** start Exercise material **
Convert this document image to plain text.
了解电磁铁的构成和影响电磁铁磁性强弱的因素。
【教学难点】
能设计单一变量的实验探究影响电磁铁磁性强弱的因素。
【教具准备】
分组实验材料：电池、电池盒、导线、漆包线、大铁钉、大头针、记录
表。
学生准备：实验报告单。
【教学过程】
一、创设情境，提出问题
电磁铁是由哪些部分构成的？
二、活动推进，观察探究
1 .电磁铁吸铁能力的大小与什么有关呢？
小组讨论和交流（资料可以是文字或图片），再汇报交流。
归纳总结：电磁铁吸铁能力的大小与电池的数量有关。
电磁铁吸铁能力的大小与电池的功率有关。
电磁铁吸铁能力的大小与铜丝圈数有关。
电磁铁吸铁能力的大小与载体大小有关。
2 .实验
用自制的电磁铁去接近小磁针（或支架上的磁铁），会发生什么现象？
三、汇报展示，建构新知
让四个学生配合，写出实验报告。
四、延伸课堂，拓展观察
** end Exercise material **
:: Stated exercise ::
Print the entries exactly. Include every one.

:: Worked answer ::
Convert this document image to plain text.
了解电磁铁的构成和影响电磁铁磁性强弱的因素。
【教学难点】
能设计单一变量的实验探究影响电磁铁磁性强弱的因素。
【教具准备】
分组实验材料：电池、电池盒、导线、漆包线、大铁钉、大头针、记录
表。
学生准备：实验报告单。
【教学过程】
一、创设情境，提出问题
电磁铁是由哪些部分构成的？
二、活动推进，观察探究
1 .电磁铁吸铁能力的大小与什么有关呢？
小组讨论和交流（资料可以是文字或图片），再汇报交流。
归纳总结：电磁铁吸铁能力的大小与电池的数量有关。
电磁铁吸铁能力的大小与电池的功率有关。
电磁铁吸铁能力的大小与铜丝圈数有关。
电磁铁吸铁能力的大小与载体大小有关。
2 .实验
用自制的电磁铁去接近小磁针（或支架上的磁铁），会发生什么现象？
三、汇报展示，建构新知
让四个学生配合，写出实验报告。
四、延伸课堂，拓展观察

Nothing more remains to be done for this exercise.